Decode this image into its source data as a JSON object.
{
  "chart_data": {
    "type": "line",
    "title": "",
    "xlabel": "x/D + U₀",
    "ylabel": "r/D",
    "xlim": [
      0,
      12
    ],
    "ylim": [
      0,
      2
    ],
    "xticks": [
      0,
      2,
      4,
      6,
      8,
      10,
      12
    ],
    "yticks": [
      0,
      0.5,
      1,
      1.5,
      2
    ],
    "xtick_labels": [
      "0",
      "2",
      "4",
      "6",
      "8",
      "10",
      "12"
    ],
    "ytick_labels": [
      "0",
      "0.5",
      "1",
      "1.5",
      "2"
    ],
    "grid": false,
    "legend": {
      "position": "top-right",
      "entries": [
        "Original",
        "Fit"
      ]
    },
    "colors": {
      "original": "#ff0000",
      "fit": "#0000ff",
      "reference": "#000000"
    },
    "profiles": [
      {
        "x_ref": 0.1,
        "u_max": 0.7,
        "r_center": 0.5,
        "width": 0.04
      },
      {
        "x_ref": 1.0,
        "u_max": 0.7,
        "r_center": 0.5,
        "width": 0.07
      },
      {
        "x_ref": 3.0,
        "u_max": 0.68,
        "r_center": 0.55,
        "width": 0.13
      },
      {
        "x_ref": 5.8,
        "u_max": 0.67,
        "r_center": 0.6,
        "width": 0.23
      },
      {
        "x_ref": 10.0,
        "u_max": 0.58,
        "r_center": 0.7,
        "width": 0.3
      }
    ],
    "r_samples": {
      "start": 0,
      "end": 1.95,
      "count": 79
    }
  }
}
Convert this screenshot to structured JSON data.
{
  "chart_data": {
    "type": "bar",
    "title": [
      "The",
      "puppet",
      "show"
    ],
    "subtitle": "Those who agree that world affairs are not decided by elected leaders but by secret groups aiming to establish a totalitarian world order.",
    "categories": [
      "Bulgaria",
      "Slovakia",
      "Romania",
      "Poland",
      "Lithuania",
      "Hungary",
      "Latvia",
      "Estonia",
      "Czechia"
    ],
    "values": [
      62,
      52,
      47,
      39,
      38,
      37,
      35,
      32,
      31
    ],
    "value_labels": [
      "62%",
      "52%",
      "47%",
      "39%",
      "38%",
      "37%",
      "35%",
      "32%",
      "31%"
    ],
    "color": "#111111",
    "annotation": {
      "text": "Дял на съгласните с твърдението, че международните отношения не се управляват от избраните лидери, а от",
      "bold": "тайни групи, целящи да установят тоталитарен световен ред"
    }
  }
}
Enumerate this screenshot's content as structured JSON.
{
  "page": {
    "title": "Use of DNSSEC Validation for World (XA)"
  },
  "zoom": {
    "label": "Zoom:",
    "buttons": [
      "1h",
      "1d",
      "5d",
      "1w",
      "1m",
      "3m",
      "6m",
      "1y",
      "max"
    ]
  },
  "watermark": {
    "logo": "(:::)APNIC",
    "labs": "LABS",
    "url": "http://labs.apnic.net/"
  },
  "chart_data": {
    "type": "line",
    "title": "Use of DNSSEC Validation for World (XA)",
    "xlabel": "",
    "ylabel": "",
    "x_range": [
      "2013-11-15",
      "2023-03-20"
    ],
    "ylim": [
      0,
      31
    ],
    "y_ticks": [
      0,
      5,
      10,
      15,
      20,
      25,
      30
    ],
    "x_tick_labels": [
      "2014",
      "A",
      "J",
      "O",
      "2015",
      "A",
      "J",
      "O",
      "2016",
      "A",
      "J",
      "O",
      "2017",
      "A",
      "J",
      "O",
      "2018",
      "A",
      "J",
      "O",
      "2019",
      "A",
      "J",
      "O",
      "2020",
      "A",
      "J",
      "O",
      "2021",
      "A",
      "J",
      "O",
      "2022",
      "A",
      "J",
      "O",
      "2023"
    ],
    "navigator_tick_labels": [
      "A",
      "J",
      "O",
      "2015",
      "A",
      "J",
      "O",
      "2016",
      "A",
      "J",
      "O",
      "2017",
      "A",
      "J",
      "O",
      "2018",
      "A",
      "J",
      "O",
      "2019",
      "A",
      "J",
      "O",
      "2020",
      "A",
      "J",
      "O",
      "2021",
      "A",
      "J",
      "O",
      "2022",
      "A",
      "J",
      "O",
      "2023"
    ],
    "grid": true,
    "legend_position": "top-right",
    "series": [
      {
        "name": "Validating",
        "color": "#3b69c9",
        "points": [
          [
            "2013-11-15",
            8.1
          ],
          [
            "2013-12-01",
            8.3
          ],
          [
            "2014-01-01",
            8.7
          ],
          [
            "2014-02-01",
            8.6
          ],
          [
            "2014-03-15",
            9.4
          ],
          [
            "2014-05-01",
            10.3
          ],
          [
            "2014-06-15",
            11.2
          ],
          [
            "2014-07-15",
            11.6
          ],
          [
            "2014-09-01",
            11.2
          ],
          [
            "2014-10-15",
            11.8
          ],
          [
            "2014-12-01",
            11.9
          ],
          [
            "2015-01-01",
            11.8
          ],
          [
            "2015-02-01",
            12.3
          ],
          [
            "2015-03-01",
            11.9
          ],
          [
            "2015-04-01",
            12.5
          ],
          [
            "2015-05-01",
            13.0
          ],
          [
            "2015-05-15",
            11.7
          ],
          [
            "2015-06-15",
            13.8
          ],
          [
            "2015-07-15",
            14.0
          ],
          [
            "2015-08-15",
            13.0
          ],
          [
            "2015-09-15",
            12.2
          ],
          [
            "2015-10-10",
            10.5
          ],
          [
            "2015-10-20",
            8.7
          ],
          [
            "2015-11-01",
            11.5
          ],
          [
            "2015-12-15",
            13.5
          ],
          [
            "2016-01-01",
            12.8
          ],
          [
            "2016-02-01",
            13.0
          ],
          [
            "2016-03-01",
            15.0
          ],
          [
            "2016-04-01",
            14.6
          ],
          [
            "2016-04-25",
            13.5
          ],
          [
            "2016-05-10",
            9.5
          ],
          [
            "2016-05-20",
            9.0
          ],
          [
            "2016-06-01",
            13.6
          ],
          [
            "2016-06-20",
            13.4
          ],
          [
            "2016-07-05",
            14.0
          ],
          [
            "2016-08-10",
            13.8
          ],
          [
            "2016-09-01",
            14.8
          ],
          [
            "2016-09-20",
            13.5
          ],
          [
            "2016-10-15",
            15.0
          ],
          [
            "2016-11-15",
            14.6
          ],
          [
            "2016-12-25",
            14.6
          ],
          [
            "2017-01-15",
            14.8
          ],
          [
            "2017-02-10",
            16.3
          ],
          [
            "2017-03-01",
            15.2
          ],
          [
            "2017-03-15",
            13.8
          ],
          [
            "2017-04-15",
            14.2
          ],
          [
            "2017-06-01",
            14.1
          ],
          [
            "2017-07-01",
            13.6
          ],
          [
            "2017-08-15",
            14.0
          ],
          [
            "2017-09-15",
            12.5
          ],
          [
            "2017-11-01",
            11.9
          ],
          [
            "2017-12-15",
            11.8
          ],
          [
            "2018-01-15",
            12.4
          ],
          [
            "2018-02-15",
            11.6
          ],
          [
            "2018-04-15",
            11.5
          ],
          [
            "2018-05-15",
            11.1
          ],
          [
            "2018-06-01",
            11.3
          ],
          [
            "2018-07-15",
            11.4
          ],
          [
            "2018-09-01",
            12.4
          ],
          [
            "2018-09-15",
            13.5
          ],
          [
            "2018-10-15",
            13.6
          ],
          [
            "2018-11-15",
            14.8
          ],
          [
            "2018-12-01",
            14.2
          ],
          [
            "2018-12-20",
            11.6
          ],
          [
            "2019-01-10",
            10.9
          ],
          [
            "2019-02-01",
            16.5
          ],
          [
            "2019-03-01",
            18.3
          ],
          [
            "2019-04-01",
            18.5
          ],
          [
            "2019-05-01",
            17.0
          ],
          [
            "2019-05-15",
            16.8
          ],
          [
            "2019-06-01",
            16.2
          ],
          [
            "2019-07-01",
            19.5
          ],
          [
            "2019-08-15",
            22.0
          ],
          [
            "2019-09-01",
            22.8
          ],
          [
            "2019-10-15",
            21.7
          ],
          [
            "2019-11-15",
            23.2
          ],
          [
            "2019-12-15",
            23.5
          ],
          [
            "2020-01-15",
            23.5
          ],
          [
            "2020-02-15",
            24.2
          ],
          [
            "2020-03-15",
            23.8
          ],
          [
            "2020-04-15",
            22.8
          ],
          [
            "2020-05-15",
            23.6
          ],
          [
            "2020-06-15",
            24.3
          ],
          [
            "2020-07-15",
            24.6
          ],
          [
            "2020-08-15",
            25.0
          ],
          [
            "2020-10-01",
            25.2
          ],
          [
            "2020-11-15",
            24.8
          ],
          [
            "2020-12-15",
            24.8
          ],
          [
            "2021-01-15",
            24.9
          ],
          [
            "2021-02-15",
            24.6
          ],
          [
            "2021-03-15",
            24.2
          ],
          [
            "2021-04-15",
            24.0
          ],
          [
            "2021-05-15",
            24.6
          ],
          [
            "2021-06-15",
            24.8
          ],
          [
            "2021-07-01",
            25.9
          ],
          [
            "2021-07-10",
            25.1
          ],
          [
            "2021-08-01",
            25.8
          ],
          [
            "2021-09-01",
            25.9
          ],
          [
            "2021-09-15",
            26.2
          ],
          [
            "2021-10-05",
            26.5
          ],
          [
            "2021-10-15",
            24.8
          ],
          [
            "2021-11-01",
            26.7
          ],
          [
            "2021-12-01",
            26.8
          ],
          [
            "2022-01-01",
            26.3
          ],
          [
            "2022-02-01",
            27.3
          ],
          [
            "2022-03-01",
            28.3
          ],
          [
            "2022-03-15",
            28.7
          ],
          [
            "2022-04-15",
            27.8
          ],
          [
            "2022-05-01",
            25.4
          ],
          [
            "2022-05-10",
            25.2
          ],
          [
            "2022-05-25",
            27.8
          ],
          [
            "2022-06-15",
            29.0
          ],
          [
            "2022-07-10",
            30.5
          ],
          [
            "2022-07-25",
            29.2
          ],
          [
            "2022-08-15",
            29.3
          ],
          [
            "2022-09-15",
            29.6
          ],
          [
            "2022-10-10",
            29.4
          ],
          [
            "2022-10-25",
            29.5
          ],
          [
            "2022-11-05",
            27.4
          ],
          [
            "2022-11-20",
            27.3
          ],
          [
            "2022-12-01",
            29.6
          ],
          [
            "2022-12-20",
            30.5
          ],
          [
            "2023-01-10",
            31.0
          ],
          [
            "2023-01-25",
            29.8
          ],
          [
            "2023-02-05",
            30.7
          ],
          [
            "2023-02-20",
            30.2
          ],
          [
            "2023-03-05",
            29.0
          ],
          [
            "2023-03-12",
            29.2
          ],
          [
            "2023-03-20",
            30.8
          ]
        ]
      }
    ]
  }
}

* * * * *

(PROBLEM STATEMENT): Keep only the lines that hold the string "screenshot", and copy them out.

(RESULT):
Convert this screenshot to structured JSON data.
Enumerate this screenshot's content as structured JSON.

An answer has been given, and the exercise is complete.